▶ _YOUR TASK_
In the entries below, find the lines with the word "first" and copy them.

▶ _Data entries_
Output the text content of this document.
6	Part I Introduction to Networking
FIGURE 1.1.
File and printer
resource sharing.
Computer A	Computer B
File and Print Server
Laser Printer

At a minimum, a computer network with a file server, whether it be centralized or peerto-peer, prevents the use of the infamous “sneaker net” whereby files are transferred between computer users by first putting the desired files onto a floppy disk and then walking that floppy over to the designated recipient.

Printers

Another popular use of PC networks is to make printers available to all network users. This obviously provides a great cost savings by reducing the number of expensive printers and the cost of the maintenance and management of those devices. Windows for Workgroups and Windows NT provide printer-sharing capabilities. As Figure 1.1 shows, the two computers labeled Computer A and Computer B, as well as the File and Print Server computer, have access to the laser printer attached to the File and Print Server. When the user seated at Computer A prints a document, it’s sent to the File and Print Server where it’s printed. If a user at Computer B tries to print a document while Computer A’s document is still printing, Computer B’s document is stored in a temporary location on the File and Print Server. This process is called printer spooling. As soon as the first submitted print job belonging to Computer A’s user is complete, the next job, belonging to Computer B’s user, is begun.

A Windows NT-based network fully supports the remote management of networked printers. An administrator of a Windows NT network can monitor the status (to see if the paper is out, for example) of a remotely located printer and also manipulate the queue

▶ _RESPONSE TO THIS EXERCISE_
At a minimum, a computer network with a file server, whether it be centralized or peerto-peer, prevents the use of the infamous “sneaker net” whereby files are transferred between computer users by first putting the desired files onto a floppy disk and then walking that floppy over to the designated recipient.
Another popular use of PC networks is to make printers available to all network users. This obviously provides a great cost savings by reducing the number of expensive printers and the cost of the maintenance and management of those devices. Windows for Workgroups and Windows NT provide printer-sharing capabilities. As Figure 1.1 shows, the two computers labeled Computer A and Computer B, as well as the File and Print Server computer, have access to the laser printer attached to the File and Print Server. When the user seated at Computer A prints a document, it’s sent to the File and Print Server where it’s printed. If a user at Computer B tries to print a document while Computer A’s document is still printing, Computer B’s document is stored in a temporary location on the File and Print Server. This process is called printer spooling. As soon as the first submitted print job belonging to Computer A’s user is complete, the next job, belonging to Computer B’s user, is begun.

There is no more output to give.